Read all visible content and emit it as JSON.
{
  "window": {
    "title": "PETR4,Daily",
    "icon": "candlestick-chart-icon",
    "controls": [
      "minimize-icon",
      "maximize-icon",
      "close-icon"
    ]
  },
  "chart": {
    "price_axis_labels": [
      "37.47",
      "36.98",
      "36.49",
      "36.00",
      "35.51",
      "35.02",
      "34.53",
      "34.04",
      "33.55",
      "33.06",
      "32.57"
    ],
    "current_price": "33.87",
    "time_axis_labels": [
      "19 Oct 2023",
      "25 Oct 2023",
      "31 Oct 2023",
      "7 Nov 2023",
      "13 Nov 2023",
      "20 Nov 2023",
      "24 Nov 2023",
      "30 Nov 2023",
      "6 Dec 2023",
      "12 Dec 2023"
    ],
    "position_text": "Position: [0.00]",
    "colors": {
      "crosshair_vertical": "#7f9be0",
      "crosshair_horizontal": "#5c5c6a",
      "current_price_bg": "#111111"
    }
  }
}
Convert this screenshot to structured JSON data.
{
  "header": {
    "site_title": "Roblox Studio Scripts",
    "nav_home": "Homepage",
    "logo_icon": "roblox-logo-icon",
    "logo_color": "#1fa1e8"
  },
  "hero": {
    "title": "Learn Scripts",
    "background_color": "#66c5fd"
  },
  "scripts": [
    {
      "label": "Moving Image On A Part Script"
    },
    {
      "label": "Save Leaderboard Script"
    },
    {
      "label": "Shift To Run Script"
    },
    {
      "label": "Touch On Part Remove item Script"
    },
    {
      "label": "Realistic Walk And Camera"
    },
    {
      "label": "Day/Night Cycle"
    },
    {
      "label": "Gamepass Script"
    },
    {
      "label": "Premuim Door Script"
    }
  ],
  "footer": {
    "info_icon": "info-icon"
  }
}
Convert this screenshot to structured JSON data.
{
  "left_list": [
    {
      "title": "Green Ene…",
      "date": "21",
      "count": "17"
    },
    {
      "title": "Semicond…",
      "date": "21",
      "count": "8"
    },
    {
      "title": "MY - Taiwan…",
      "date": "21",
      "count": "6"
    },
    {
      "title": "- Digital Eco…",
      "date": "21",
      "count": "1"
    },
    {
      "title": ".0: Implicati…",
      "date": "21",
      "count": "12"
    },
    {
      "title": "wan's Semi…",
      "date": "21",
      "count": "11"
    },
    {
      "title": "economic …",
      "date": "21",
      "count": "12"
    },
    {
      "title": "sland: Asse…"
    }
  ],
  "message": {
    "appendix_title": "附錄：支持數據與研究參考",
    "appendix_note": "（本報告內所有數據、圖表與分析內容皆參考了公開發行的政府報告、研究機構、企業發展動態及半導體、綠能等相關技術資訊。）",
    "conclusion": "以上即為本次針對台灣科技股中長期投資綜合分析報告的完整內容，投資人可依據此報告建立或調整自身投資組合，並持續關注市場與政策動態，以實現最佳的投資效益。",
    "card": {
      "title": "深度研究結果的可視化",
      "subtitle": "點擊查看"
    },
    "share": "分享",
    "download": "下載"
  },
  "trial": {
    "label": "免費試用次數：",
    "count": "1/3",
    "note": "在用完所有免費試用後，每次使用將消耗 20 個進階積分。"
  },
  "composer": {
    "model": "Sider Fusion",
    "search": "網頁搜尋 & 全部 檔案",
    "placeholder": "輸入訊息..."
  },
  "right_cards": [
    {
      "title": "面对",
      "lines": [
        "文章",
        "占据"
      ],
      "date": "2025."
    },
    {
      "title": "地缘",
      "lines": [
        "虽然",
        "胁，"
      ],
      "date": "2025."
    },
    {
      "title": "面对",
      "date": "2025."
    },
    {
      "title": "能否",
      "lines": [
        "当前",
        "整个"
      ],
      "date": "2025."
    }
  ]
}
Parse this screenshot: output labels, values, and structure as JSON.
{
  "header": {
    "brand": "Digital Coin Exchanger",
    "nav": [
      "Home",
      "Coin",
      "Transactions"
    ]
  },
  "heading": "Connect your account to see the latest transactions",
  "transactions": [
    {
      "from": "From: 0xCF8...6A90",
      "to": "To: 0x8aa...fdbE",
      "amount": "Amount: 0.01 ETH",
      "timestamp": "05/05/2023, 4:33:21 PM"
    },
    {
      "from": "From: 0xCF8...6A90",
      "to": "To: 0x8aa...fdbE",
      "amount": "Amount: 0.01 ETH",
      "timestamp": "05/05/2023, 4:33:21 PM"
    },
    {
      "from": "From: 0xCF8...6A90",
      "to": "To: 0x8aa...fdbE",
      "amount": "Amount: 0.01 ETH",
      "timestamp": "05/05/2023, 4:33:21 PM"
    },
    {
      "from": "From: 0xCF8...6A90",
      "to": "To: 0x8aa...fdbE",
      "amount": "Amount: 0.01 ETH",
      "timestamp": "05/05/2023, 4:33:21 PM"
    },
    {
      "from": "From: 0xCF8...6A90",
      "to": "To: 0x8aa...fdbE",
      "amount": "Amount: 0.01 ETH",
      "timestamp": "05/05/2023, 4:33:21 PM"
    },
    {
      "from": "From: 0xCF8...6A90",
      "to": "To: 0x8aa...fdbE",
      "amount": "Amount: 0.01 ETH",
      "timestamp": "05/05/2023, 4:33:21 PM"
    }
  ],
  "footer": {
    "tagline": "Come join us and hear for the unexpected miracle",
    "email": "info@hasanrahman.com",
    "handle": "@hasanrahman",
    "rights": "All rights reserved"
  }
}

:::

Task :: Set down the material above again, word for word.

Exercise answer ::
Read all visible content and emit it as JSON.
{
  "window": {
    "title": "PETR4,Daily",
    "icon": "candlestick-chart-icon",
    "controls": [
      "minimize-icon",
      "maximize-icon",
      "close-icon"
    ]
  },
  "chart": {
    "price_axis_labels": [
      "37.47",
      "36.98",
      "36.49",
      "36.00",
      "35.51",
      "35.02",
      "34.53",
      "34.04",
      "33.55",
      "33.06",
      "32.57"
    ],
    "current_price": "33.87",
    "time_axis_labels": [
      "19 Oct 2023",
      "25 Oct 2023",
      "31 Oct 2023",
      "7 Nov 2023",
      "13 Nov 2023",
      "20 Nov 2023",
      "24 Nov 2023",
      "30 Nov 2023",
      "6 Dec 2023",
      "12 Dec 2023"
    ],
    "position_text": "Position: [0.00]",
    "colors": {
      "crosshair_vertical": "#7f9be0",
      "crosshair_horizontal": "#5c5c6a",
      "current_price_bg": "#111111"
    }
  }
}
Convert this screenshot to structured JSON data.
{
  "header": {
    "site_title": "Roblox Studio Scripts",
    "nav_home": "Homepage",
    "logo_icon": "roblox-logo-icon",
    "logo_color": "#1fa1e8"
  },
  "hero": {
    "title": "Learn Scripts",
    "background_color": "#66c5fd"
  },
  "scripts": [
    {
      "label": "Moving Image On A Part Script"
    },
    {
      "label": "Save Leaderboard Script"
    },
    {
      "label": "Shift To Run Script"
    },
    {
      "label": "Touch On Part Remove item Script"
    },
    {
      "label": "Realistic Walk And Camera"
    },
    {
      "label": "Day/Night Cycle"
    },
    {
      "label": "Gamepass Script"
    },
    {
      "label": "Premuim Door Script"
    }
  ],
  "footer": {
    "info_icon": "info-icon"
  }
}
Convert this screenshot to structured JSON data.
{
  "left_list": [
    {
      "title": "Green Ene…",
      "date": "21",
      "count": "17"
    },
    {
      "title": "Semicond…",
      "date": "21",
      "count": "8"
    },
    {
      "title": "MY - Taiwan…",
      "date": "21",
      "count": "6"
    },
    {
      "title": "- Digital Eco…",
      "date": "21",
      "count": "1"
    },
    {
      "title": ".0: Implicati…",
      "date": "21",
      "count": "12"
    },
    {
      "title": "wan's Semi…",
      "date": "21",
      "count": "11"
    },
    {
      "title": "economic …",
      "date": "21",
      "count": "12"
    },
    {
      "title": "sland: Asse…"
    }
  ],
  "message": {
    "appendix_title": "附錄：支持數據與研究參考",
    "appendix_note": "（本報告內所有數據、圖表與分析內容皆參考了公開發行的政府報告、研究機構、企業發展動態及半導體、綠能等相關技術資訊。）",
    "conclusion": "以上即為本次針對台灣科技股中長期投資綜合分析報告的完整內容，投資人可依據此報告建立或調整自身投資組合，並持續關注市場與政策動態，以實現最佳的投資效益。",
    "card": {
      "title": "深度研究結果的可視化",
      "subtitle": "點擊查看"
    },
    "share": "分享",
    "download": "下載"
  },
  "trial": {
    "label": "免費試用次數：",
    "count": "1/3",
    "note": "在用完所有免費試用後，每次使用將消耗 20 個進階積分。"
  },
  "composer": {
    "model": "Sider Fusion",
    "search": "網頁搜尋 & 全部 檔案",
    "placeholder": "輸入訊息..."
  },
  "right_cards": [
    {
      "title": "面对",
      "lines": [
        "文章",
        "占据"
      ],
      "date": "2025."
    },
    {
      "title": "地缘",
      "lines": [
        "虽然",
        "胁，"
      ],
      "date": "2025."
    },
    {
      "title": "面对",
      "date": "2025."
    },
    {
      "title": "能否",
      "lines": [
        "当前",
        "整个"
      ],
      "date": "2025."
    }
  ]
}
Parse this screenshot: output labels, values, and structure as JSON.
{
  "header": {
    "brand": "Digital Coin Exchanger",
    "nav": [
      "Home",
      "Coin",
      "Transactions"
    ]
  },
  "heading": "Connect your account to see the latest transactions",
  "transactions": [
    {
      "from": "From: 0xCF8...6A90",
      "to": "To: 0x8aa...fdbE",
      "amount": "Amount: 0.01 ETH",
      "timestamp": "05/05/2023, 4:33:21 PM"
    },
    {
      "from": "From: 0xCF8...6A90",
      "to": "To: 0x8aa...fdbE",
      "amount": "Amount: 0.01 ETH",
      "timestamp": "05/05/2023, 4:33:21 PM"
    },
    {
      "from": "From: 0xCF8...6A90",
      "to": "To: 0x8aa...fdbE",
      "amount": "Amount: 0.01 ETH",
      "timestamp": "05/05/2023, 4:33:21 PM"
    },
    {
      "from": "From: 0xCF8...6A90",
      "to": "To: 0x8aa...fdbE",
      "amount": "Amount: 0.01 ETH",
      "timestamp": "05/05/2023, 4:33:21 PM"
    },
    {
      "from": "From: 0xCF8...6A90",
      "to": "To: 0x8aa...fdbE",
      "amount": "Amount: 0.01 ETH",
      "timestamp": "05/05/2023, 4:33:21 PM"
    },
    {
      "from": "From: 0xCF8...6A90",
      "to": "To: 0x8aa...fdbE",
      "amount": "Amount: 0.01 ETH",
      "timestamp": "05/05/2023, 4:33:21 PM"
    }
  ],
  "footer": {
    "tagline": "Come join us and hear for the unexpected miracle",
    "email": "info@hasanrahman.com",
    "handle": "@hasanrahman",
    "rights": "All rights reserved"
  }
}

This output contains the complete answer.